### REQUIRED WORK
Lines containing the word "Advertising" are the ones to copy from the records below.

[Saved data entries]
************

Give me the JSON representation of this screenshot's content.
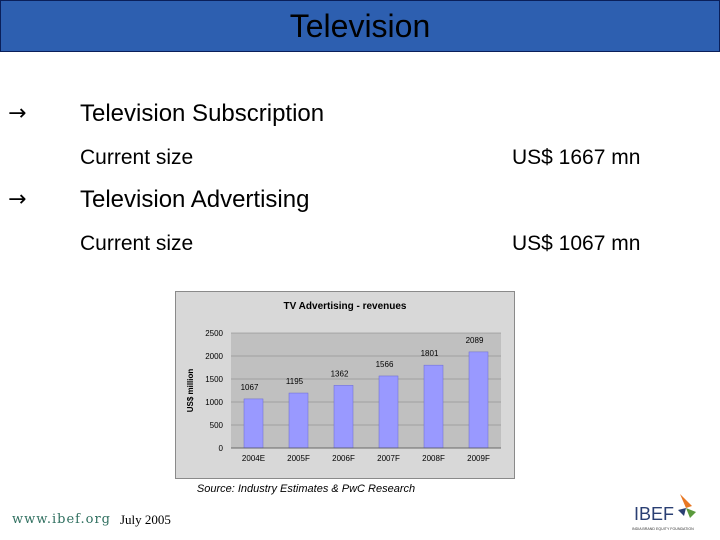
{
  "slide": {
    "title": "Television",
    "bullets": [
      {
        "icon": "right-arrow-icon",
        "heading": "Television Subscription",
        "label": "Current size",
        "value": "US$ 1667 mn"
      },
      {
        "icon": "right-arrow-icon",
        "heading": "Television Advertising",
        "label": "Current size",
        "value": "US$ 1067 mn"
      }
    ],
    "source": "Source: Industry Estimates & PwC Research",
    "footer": {
      "url": "www.ibef.org",
      "date": "July 2005",
      "logo_text": "IBEF",
      "logo_subtext": "INDIA BRAND EQUITY FOUNDATION"
    }
  },
  "colors": {
    "title_bar": "#2d5fb0",
    "bar_fill": "#9999ff",
    "plot_bg": "#c0c0c0",
    "chart_bg": "#d8d8d8"
  },
  "chart_data": {
    "type": "bar",
    "title": "TV Advertising - revenues",
    "ylabel": "US$ million",
    "xlabel": "",
    "categories": [
      "2004E",
      "2005F",
      "2006F",
      "2007F",
      "2008F",
      "2009F"
    ],
    "values": [
      1067,
      1195,
      1362,
      1566,
      1801,
      2089
    ],
    "ylim": [
      0,
      2500
    ],
    "yticks": [
      0,
      500,
      1000,
      1500,
      2000,
      2500
    ],
    "grid": true,
    "legend": "none"
  }
}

************

### OUTPUT OF THE EXERCISE
        "heading": "Television Advertising",
    "title": "TV Advertising - revenues",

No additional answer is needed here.